TO DO: Search the material and gather each line with "transformation" in it.

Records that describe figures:
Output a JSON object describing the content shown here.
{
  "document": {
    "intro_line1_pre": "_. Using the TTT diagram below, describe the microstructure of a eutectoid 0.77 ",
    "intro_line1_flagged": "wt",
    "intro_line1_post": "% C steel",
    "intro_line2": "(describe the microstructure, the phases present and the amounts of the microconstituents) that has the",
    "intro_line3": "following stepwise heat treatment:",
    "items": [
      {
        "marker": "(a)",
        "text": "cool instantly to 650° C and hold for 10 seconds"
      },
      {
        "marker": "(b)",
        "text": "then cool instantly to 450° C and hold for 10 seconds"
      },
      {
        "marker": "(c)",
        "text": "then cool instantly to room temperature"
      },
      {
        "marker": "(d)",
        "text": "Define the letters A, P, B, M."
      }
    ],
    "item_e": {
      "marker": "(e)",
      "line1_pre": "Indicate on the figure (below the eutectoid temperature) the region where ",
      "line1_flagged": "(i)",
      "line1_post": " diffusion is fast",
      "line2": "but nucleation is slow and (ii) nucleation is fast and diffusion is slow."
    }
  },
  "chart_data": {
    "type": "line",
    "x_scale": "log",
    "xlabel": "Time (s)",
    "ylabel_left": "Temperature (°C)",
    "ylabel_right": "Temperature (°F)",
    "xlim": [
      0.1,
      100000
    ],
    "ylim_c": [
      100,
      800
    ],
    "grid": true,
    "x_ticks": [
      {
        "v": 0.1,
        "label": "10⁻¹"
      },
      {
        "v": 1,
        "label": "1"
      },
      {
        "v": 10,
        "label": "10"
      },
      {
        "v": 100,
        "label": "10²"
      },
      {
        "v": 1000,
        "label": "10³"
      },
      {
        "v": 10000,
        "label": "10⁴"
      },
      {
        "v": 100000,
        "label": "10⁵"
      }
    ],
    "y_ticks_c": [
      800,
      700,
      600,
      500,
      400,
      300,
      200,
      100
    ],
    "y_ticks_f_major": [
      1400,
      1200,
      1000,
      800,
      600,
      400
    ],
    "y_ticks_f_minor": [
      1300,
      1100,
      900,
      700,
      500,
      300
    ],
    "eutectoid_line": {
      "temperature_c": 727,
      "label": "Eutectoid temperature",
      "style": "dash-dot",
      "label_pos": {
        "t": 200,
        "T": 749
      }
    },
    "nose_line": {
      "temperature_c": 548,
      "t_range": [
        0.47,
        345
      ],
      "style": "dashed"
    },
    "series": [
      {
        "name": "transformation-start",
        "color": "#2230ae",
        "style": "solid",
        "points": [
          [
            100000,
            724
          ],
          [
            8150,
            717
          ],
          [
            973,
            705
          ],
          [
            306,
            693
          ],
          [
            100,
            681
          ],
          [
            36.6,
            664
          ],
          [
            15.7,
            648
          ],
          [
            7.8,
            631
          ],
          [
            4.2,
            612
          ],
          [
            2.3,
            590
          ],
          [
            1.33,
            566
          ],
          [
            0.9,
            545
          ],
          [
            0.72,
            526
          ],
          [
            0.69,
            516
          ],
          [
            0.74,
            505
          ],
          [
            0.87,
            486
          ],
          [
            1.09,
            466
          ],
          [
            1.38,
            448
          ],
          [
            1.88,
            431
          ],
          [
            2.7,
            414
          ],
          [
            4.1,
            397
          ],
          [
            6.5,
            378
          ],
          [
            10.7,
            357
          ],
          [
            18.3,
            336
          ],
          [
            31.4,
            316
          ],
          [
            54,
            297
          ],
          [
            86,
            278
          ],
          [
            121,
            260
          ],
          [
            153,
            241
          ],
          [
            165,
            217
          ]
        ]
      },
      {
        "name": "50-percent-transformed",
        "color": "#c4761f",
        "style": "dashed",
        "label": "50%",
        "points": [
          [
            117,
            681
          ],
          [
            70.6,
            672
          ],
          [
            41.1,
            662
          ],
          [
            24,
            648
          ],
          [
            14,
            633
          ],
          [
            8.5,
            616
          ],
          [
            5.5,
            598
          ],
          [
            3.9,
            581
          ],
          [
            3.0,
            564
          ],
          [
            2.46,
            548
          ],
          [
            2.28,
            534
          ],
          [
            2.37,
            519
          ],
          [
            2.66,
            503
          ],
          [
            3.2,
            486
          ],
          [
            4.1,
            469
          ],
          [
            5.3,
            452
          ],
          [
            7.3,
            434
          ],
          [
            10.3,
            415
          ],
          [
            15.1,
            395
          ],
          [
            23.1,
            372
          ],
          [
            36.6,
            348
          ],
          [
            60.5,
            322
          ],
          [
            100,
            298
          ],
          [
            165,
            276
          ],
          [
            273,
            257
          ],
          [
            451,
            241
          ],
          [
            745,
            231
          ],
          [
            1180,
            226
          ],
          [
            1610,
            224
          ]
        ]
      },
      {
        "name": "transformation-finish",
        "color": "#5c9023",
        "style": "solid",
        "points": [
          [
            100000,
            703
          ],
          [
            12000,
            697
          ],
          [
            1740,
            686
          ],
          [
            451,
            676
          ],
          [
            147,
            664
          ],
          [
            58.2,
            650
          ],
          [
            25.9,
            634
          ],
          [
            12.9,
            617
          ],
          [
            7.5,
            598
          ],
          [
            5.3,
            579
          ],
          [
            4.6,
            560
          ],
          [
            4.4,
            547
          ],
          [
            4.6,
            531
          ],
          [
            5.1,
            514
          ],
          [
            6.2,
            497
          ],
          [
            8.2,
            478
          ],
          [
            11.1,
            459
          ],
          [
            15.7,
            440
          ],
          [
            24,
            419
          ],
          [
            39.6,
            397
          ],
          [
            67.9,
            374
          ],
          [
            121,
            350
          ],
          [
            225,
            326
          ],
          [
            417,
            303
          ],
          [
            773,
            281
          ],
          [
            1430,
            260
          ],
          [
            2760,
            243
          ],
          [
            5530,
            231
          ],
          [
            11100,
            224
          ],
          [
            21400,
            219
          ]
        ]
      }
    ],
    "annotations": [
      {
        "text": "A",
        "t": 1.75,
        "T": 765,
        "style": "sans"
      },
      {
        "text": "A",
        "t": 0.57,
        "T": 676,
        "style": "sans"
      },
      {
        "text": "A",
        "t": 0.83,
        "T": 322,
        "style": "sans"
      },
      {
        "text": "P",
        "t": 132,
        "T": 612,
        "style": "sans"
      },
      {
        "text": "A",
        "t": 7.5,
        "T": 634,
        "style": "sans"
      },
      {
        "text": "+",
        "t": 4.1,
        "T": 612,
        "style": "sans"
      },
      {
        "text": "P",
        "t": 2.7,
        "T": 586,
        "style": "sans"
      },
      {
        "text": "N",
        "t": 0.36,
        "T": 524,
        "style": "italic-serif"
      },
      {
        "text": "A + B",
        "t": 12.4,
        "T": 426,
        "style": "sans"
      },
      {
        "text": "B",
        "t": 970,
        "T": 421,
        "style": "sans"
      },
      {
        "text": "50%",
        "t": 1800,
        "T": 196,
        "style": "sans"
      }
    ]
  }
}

EXERCISE ANSWER:
        "name": "transformation-start",
        "name": "transformation-finish",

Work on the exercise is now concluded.